◆ EXTRACTED INFORMATION ◆
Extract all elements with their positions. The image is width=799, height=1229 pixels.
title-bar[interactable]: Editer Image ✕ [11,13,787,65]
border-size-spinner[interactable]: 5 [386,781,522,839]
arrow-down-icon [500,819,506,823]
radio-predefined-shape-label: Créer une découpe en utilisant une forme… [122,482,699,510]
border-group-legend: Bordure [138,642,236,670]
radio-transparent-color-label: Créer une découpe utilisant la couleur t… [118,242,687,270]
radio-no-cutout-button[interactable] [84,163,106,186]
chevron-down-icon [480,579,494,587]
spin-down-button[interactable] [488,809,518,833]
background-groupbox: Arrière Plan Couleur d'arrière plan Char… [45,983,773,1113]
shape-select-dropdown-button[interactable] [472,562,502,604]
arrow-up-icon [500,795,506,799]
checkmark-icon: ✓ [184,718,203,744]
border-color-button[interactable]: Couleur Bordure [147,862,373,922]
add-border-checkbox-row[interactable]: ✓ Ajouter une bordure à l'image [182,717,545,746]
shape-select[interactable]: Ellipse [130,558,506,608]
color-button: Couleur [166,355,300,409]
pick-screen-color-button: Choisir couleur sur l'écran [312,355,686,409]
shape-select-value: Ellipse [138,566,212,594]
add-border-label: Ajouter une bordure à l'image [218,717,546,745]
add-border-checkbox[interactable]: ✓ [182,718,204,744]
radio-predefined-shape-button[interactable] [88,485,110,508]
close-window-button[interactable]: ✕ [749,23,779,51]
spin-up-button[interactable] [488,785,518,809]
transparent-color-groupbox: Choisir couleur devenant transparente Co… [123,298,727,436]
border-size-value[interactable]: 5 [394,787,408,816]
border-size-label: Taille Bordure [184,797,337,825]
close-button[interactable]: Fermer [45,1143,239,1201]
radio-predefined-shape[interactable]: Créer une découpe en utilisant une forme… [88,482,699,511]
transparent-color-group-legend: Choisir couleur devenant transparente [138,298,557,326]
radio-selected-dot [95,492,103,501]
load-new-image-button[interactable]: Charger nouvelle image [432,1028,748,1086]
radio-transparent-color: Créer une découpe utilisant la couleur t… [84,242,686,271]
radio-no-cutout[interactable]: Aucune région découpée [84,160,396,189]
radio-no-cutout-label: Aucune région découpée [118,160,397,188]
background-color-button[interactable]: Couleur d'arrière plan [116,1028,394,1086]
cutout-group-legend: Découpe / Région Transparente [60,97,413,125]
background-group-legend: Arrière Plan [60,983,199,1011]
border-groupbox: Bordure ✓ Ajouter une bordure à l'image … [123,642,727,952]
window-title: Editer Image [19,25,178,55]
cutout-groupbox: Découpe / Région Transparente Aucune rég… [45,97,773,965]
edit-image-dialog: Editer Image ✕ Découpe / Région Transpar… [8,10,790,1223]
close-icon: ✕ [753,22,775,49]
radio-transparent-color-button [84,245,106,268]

◆ EXERCISE AIM ◆
Can you output the listing as a numbered list, from its first line through the line containing "radio-selected-dot [95,492,103,501]", both ends included and blank lines left out?

◆ SOLUTION TO THE PROBLEM ◆
1. Extract all elements with their positions. The image is width=799, height=1229 pixels.
2. title-bar[interactable]: Editer Image ✕ [11,13,787,65]
3. border-size-spinner[interactable]: 5 [386,781,522,839]
4. arrow-down-icon [500,819,506,823]
5. radio-predefined-shape-label: Créer une découpe en utilisant une forme… [122,482,699,510]
6. border-group-legend: Bordure [138,642,236,670]
7. radio-transparent-color-label: Créer une découpe utilisant la couleur t… [118,242,687,270]
8. radio-no-cutout-button[interactable] [84,163,106,186]
9. chevron-down-icon [480,579,494,587]
10. spin-down-button[interactable] [488,809,518,833]
11. background-groupbox: Arrière Plan Couleur d'arrière plan Char… [45,983,773,1113]
12. shape-select-dropdown-button[interactable] [472,562,502,604]
13. arrow-up-icon [500,795,506,799]
14. checkmark-icon: ✓ [184,718,203,744]
15. border-color-button[interactable]: Couleur Bordure [147,862,373,922]
16. add-border-checkbox-row[interactable]: ✓ Ajouter une bordure à l'image [182,717,545,746]
17. shape-select[interactable]: Ellipse [130,558,506,608]
18. color-button: Couleur [166,355,300,409]
19. pick-screen-color-button: Choisir couleur sur l'écran [312,355,686,409]
20. shape-select-value: Ellipse [138,566,212,594]
21. add-border-label: Ajouter une bordure à l'image [218,717,546,745]
22. add-border-checkbox[interactable]: ✓ [182,718,204,744]
23. radio-predefined-shape-button[interactable] [88,485,110,508]
24. close-window-button[interactable]: ✕ [749,23,779,51]
25. spin-up-button[interactable] [488,785,518,809]
26. transparent-color-groupbox: Choisir couleur devenant transparente Co… [123,298,727,436]
27. border-size-value[interactable]: 5 [394,787,408,816]
28. border-size-label: Taille Bordure [184,797,337,825]
29. close-button[interactable]: Fermer [45,1143,239,1201]
30. radio-predefined-shape[interactable]: Créer une découpe en utilisant une forme… [88,482,699,511]
31. transparent-color-group-legend: Choisir couleur devenant transparente [138,298,557,326]
32. radio-selected-dot [95,492,103,501]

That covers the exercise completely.